***** INPUT RECORDS

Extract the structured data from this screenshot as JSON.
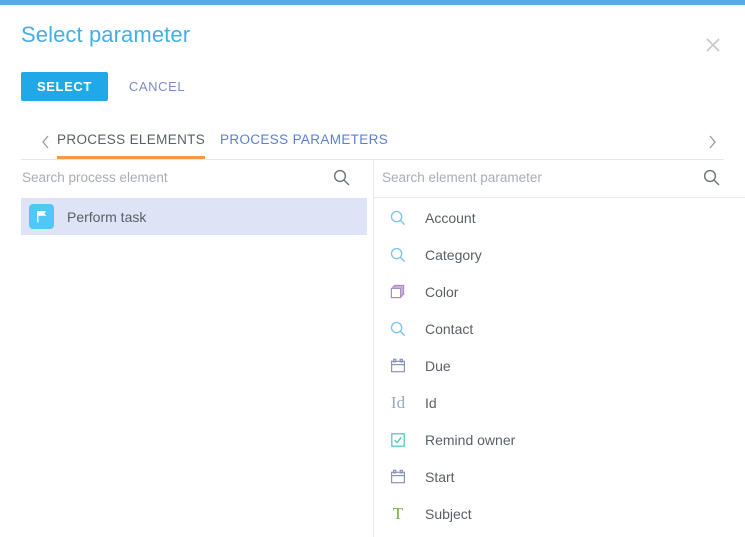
{
  "window": {
    "accent_bar_color": "#57ACDE",
    "title": "Select parameter",
    "close_icon": "close-icon"
  },
  "actions": {
    "select_label": "SELECT",
    "cancel_label": "CANCEL",
    "select_color": "#20A8E8",
    "cancel_color": "#7D8BC7"
  },
  "tabs": {
    "prev_icon": "chevron-left-icon",
    "next_icon": "chevron-right-icon",
    "active_underline_color": "#F2994A",
    "items": [
      {
        "label": "PROCESS ELEMENTS",
        "active": true
      },
      {
        "label": "PROCESS PARAMETERS",
        "active": false
      }
    ]
  },
  "left_pane": {
    "search": {
      "placeholder": "Search process element",
      "value": "",
      "icon": "search-icon"
    },
    "items": [
      {
        "label": "Perform task",
        "icon": "flag-icon",
        "badge_color": "#4FC8F5",
        "selected": true
      }
    ]
  },
  "right_pane": {
    "search": {
      "placeholder": "Search element parameter",
      "value": "",
      "icon": "search-icon"
    },
    "items": [
      {
        "label": "Account",
        "icon": "lookup-search-icon"
      },
      {
        "label": "Category",
        "icon": "lookup-search-icon"
      },
      {
        "label": "Color",
        "icon": "stacked-squares-icon"
      },
      {
        "label": "Contact",
        "icon": "lookup-search-icon"
      },
      {
        "label": "Due",
        "icon": "calendar-icon"
      },
      {
        "label": "Id",
        "icon": "id-text-icon"
      },
      {
        "label": "Remind owner",
        "icon": "checkbox-checked-icon"
      },
      {
        "label": "Start",
        "icon": "calendar-icon"
      },
      {
        "label": "Subject",
        "icon": "text-type-icon"
      }
    ]
  }
}
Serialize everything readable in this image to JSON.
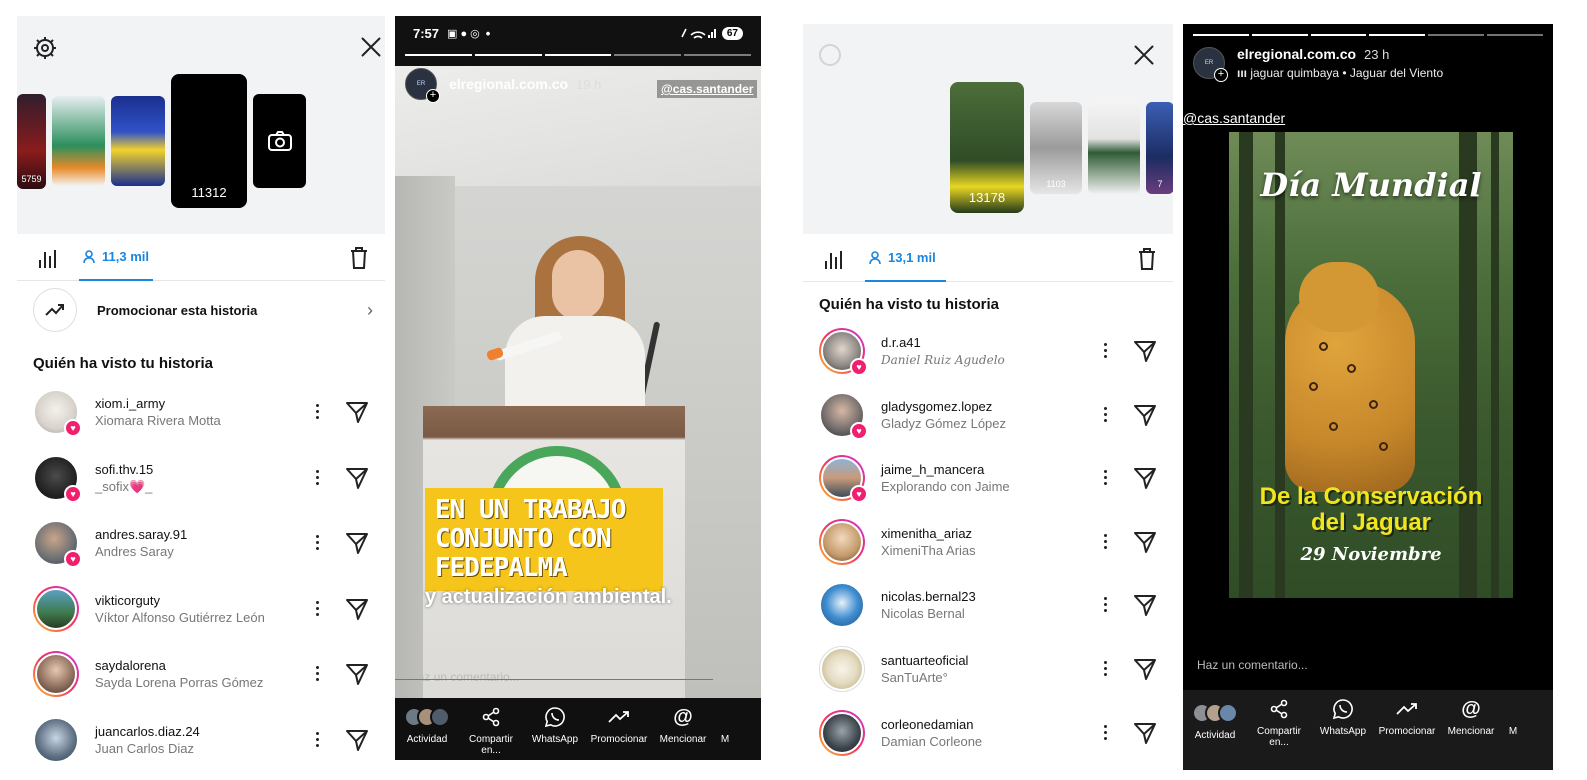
{
  "panel1": {
    "thumb_counts": [
      "5759",
      "",
      "",
      "11312"
    ],
    "tabs": {
      "views_label": "11,3 mil"
    },
    "promote_label": "Promocionar esta historia",
    "section_title": "Quién ha visto tu historia",
    "viewers": [
      {
        "username": "xiom.i_army",
        "fullname": "Xiomara Rivera Motta"
      },
      {
        "username": "sofi.thv.15",
        "fullname": "_sofix💗_"
      },
      {
        "username": "andres.saray.91",
        "fullname": "Andres Saray"
      },
      {
        "username": "vikticorguty",
        "fullname": "Víktor Alfonso Gutiérrez León"
      },
      {
        "username": "saydalorena",
        "fullname": "Sayda Lorena Porras Gómez"
      },
      {
        "username": "juancarlos.diaz.24",
        "fullname": "Juan Carlos Diaz"
      }
    ]
  },
  "story1": {
    "status_time": "7:57",
    "status_dot": "•",
    "battery": "67",
    "account": "elregional.com.co",
    "time_ago": "19 h",
    "mention": "@cas.santander",
    "caption": "EN UN TRABAJO CONJUNTO CON FEDEPALMA",
    "subtitle_partial": "y actualización ambiental.",
    "comment_placeholder": "Haz un comentario...",
    "actions": [
      "Actividad",
      "Compartir en...",
      "WhatsApp",
      "Promocionar",
      "Mencionar",
      "M"
    ]
  },
  "panel2": {
    "thumb_counts": [
      "13178",
      "1103",
      "",
      "7"
    ],
    "tabs": {
      "views_label": "13,1 mil"
    },
    "section_title": "Quién ha visto tu historia",
    "viewers": [
      {
        "username": "d.r.a41",
        "fullname": "Daniel Ruiz Agudelo"
      },
      {
        "username": "gladysgomez.lopez",
        "fullname": "Gladyz Gómez López"
      },
      {
        "username": "jaime_h_mancera",
        "fullname": "Explorando con Jaime"
      },
      {
        "username": "ximenitha_ariaz",
        "fullname": "XimeniTha Arias"
      },
      {
        "username": "nicolas.bernal23",
        "fullname": "Nicolas Bernal"
      },
      {
        "username": "santuarteoficial",
        "fullname": "SanTuArte°"
      },
      {
        "username": "corleonedamian",
        "fullname": "Damian Corleone"
      }
    ]
  },
  "story2": {
    "account": "elregional.com.co",
    "time_ago": "23 h",
    "music": "jaguar quimbaya • Jaguar del Viento",
    "mention": "@cas.santander",
    "art_title": "Día Mundial",
    "art_sub1": "De la Conservación",
    "art_sub2": "del Jaguar",
    "art_date": "29 Noviembre",
    "comment_placeholder": "Haz un comentario...",
    "actions": [
      "Actividad",
      "Compartir en...",
      "WhatsApp",
      "Promocionar",
      "Mencionar",
      "M"
    ]
  }
}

**********

--- EXERCISE DETAILS ---
Each entry above should be reproduced exactly, with the pictures removed.

--- SOLUTION TO THIS PROBLEM ---
Extract the structured data from this screenshot as JSON.
{
  "window": {
    "accent_bar_color": "#57ACDE",
    "title": "Select parameter",
    "close_icon": "close-icon"
  },
  "actions": {
    "select_label": "SELECT",
    "cancel_label": "CANCEL",
    "select_color": "#20A8E8",
    "cancel_color": "#7D8BC7"
  },
  "tabs": {
    "prev_icon": "chevron-left-icon",
    "next_icon": "chevron-right-icon",
    "active_underline_color": "#F2994A",
    "items": [
      {
        "label": "PROCESS ELEMENTS",
        "active": true
      },
      {
        "label": "PROCESS PARAMETERS",
        "active": false
      }
    ]
  },
  "left_pane": {
    "search": {
      "placeholder": "Search process element",
      "value": "",
      "icon": "search-icon"
    },
    "items": [
      {
        "label": "Perform task",
        "icon": "flag-icon",
        "badge_color": "#4FC8F5",
        "selected": true
      }
    ]
  },
  "right_pane": {
    "search": {
      "placeholder": "Search element parameter",
      "value": "",
      "icon": "search-icon"
    },
    "items": [
      {
        "label": "Account",
        "icon": "lookup-search-icon"
      },
      {
        "label": "Category",
        "icon": "lookup-search-icon"
      },
      {
        "label": "Color",
        "icon": "stacked-squares-icon"
      },
      {
        "label": "Contact",
        "icon": "lookup-search-icon"
      },
      {
        "label": "Due",
        "icon": "calendar-icon"
      },
      {
        "label": "Id",
        "icon": "id-text-icon"
      },
      {
        "label": "Remind owner",
        "icon": "checkbox-checked-icon"
      },
      {
        "label": "Start",
        "icon": "calendar-icon"
      },
      {
        "label": "Subject",
        "icon": "text-type-icon"
      }
    ]
  }
}
Serialize everything readable in this image to JSON.
{
  "panel1": {
    "thumb_counts": [
      "5759",
      "",
      "",
      "11312"
    ],
    "tabs": {
      "views_label": "11,3 mil"
    },
    "promote_label": "Promocionar esta historia",
    "section_title": "Quién ha visto tu historia",
    "viewers": [
      {
        "username": "xiom.i_army",
        "fullname": "Xiomara Rivera Motta"
      },
      {
        "username": "sofi.thv.15",
        "fullname": "_sofix💗_"
      },
      {
        "username": "andres.saray.91",
        "fullname": "Andres Saray"
      },
      {
        "username": "vikticorguty",
        "fullname": "Víktor Alfonso Gutiérrez León"
      },
      {
        "username": "saydalorena",
        "fullname": "Sayda Lorena Porras Gómez"
      },
      {
        "username": "juancarlos.diaz.24",
        "fullname": "Juan Carlos Diaz"
      }
    ]
  },
  "story1": {
    "status_time": "7:57",
    "status_dot": "•",
    "battery": "67",
    "account": "elregional.com.co",
    "time_ago": "19 h",
    "mention": "@cas.santander",
    "caption": "EN UN TRABAJO CONJUNTO CON FEDEPALMA",
    "subtitle_partial": "y actualización ambiental.",
    "comment_placeholder": "Haz un comentario...",
    "actions": [
      "Actividad",
      "Compartir en...",
      "WhatsApp",
      "Promocionar",
      "Mencionar",
      "M"
    ]
  },
  "panel2": {
    "thumb_counts": [
      "13178",
      "1103",
      "",
      "7"
    ],
    "tabs": {
      "views_label": "13,1 mil"
    },
    "section_title": "Quién ha visto tu historia",
    "viewers": [
      {
        "username": "d.r.a41",
        "fullname": "Daniel Ruiz Agudelo"
      },
      {
        "username": "gladysgomez.lopez",
        "fullname": "Gladyz Gómez López"
      },
      {
        "username": "jaime_h_mancera",
        "fullname": "Explorando con Jaime"
      },
      {
        "username": "ximenitha_ariaz",
        "fullname": "XimeniTha Arias"
      },
      {
        "username": "nicolas.bernal23",
        "fullname": "Nicolas Bernal"
      },
      {
        "username": "santuarteoficial",
        "fullname": "SanTuArte°"
      },
      {
        "username": "corleonedamian",
        "fullname": "Damian Corleone"
      }
    ]
  },
  "story2": {
    "account": "elregional.com.co",
    "time_ago": "23 h",
    "music": "jaguar quimbaya • Jaguar del Viento",
    "mention": "@cas.santander",
    "art_title": "Día Mundial",
    "art_sub1": "De la Conservación",
    "art_sub2": "del Jaguar",
    "art_date": "29 Noviembre",
    "comment_placeholder": "Haz un comentario...",
    "actions": [
      "Actividad",
      "Compartir en...",
      "WhatsApp",
      "Promocionar",
      "Mencionar",
      "M"
    ]
  }
}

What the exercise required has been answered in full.